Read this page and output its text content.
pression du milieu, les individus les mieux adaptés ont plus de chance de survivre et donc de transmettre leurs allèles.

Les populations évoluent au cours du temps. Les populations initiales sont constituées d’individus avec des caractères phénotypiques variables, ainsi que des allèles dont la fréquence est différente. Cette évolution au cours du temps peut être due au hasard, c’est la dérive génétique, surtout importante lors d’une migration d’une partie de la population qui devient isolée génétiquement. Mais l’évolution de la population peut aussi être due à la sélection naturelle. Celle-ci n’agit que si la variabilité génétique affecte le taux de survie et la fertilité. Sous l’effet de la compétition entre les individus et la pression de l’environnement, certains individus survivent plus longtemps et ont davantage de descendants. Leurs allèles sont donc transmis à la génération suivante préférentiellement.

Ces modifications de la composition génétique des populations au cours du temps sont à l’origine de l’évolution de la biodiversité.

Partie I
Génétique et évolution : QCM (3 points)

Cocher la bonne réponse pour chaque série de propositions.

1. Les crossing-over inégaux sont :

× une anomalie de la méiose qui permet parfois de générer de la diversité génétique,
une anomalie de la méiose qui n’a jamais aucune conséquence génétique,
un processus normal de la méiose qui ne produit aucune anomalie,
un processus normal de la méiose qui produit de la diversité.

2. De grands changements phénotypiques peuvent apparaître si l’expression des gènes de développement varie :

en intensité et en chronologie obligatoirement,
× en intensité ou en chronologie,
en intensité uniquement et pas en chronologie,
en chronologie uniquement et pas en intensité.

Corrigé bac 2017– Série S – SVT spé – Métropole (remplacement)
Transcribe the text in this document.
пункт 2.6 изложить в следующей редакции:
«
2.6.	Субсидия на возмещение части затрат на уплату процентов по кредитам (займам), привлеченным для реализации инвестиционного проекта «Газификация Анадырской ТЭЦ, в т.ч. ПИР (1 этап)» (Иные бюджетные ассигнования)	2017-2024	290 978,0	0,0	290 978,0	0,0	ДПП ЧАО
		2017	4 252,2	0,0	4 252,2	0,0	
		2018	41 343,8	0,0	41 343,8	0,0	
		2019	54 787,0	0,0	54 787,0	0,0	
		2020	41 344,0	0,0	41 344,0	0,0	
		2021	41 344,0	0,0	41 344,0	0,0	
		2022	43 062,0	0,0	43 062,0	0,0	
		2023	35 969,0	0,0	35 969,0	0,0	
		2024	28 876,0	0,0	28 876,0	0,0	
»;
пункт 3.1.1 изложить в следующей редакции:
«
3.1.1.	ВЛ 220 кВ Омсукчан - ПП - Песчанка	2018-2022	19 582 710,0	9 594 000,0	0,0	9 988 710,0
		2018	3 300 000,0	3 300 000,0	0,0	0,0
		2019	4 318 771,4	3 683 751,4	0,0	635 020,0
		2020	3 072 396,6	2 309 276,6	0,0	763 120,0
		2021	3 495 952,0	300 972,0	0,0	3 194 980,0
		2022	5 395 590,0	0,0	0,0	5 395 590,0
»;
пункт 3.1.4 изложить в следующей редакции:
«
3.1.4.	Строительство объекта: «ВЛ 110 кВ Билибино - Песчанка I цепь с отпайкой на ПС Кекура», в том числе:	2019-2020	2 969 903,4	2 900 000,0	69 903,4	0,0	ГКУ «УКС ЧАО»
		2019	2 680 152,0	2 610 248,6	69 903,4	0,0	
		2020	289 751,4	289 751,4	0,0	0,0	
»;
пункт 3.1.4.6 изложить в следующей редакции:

▶ [OBJECTIVE]
Your answer should be a single number: the count of lines that contain "редакции".

▶ [RESPONSE TO THIS TASK]
4